_Given instruction_. Search the records for "JSON" and copy each line that holds it.

--- Start Stored rows ---

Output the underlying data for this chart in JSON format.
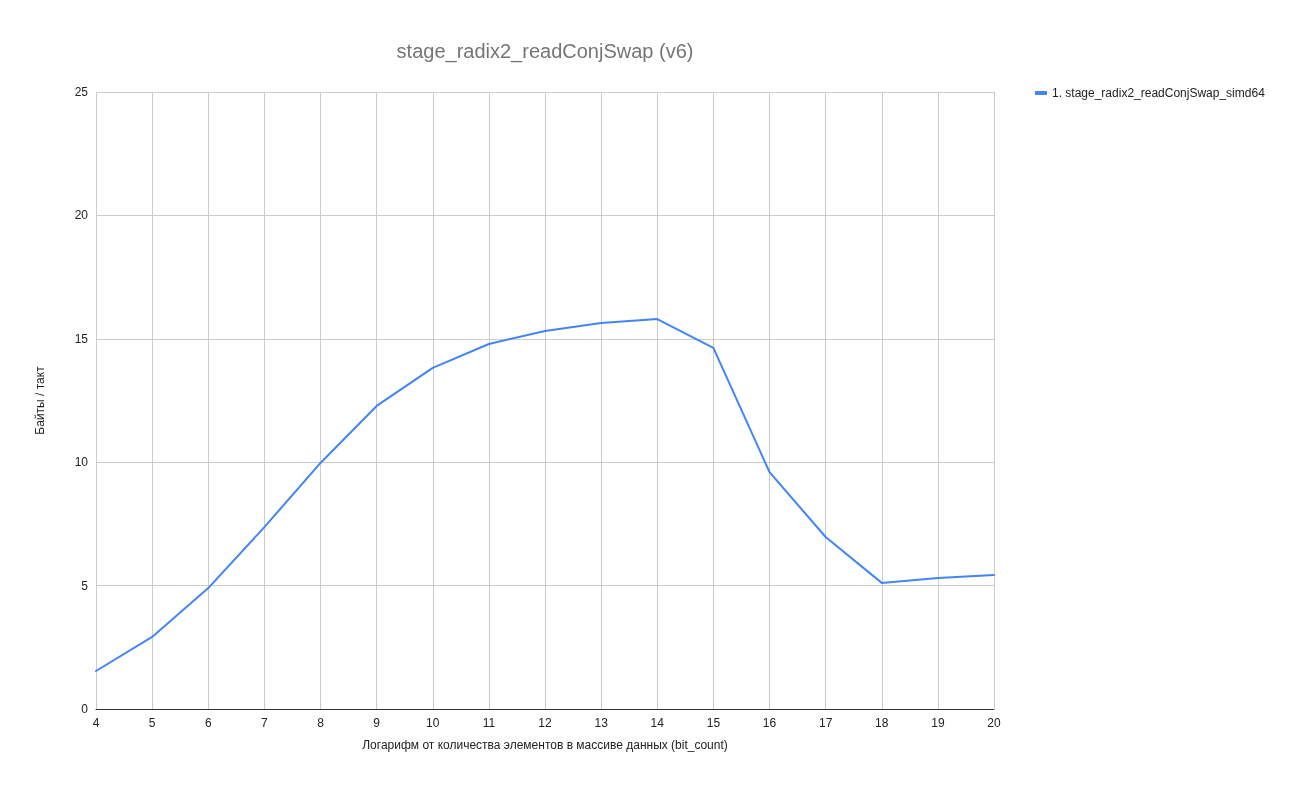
{
  "chart_data": {
    "type": "line",
    "title": "stage_radix2_readConjSwap (v6)",
    "xlabel": "Логарифм от количества элементов в массиве данных (bit_count)",
    "ylabel": "Байты / такт",
    "x": [
      4,
      5,
      6,
      7,
      8,
      9,
      10,
      11,
      12,
      13,
      14,
      15,
      16,
      17,
      18,
      19,
      20
    ],
    "series": [
      {
        "name": "1. stage_radix2_readConjSwap_simd64",
        "color": "#4285f4",
        "values": [
          1.54,
          2.92,
          4.9,
          7.37,
          9.97,
          12.28,
          13.82,
          14.79,
          15.32,
          15.64,
          15.8,
          14.63,
          9.6,
          6.97,
          5.11,
          5.31,
          5.43
        ]
      }
    ],
    "xlim": [
      4,
      20
    ],
    "xticks": [
      4,
      5,
      6,
      7,
      8,
      9,
      10,
      11,
      12,
      13,
      14,
      15,
      16,
      17,
      18,
      19,
      20
    ],
    "ylim": [
      0,
      25
    ],
    "yticks": [
      0,
      5,
      10,
      15,
      20,
      25
    ],
    "grid": true,
    "legend": "top right",
    "marker": "none",
    "line_style": "solid"
  }
}
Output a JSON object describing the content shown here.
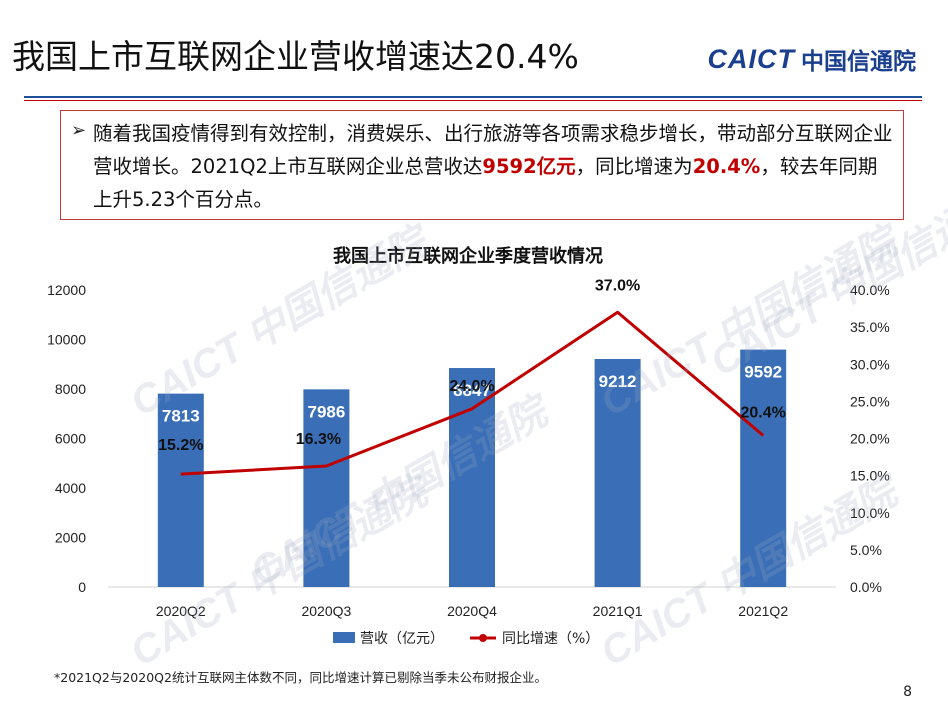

--- End Stored rows ---

_Exercise result_.
Output the underlying data for this chart in JSON format.
Output a JSON object describing the content shown here.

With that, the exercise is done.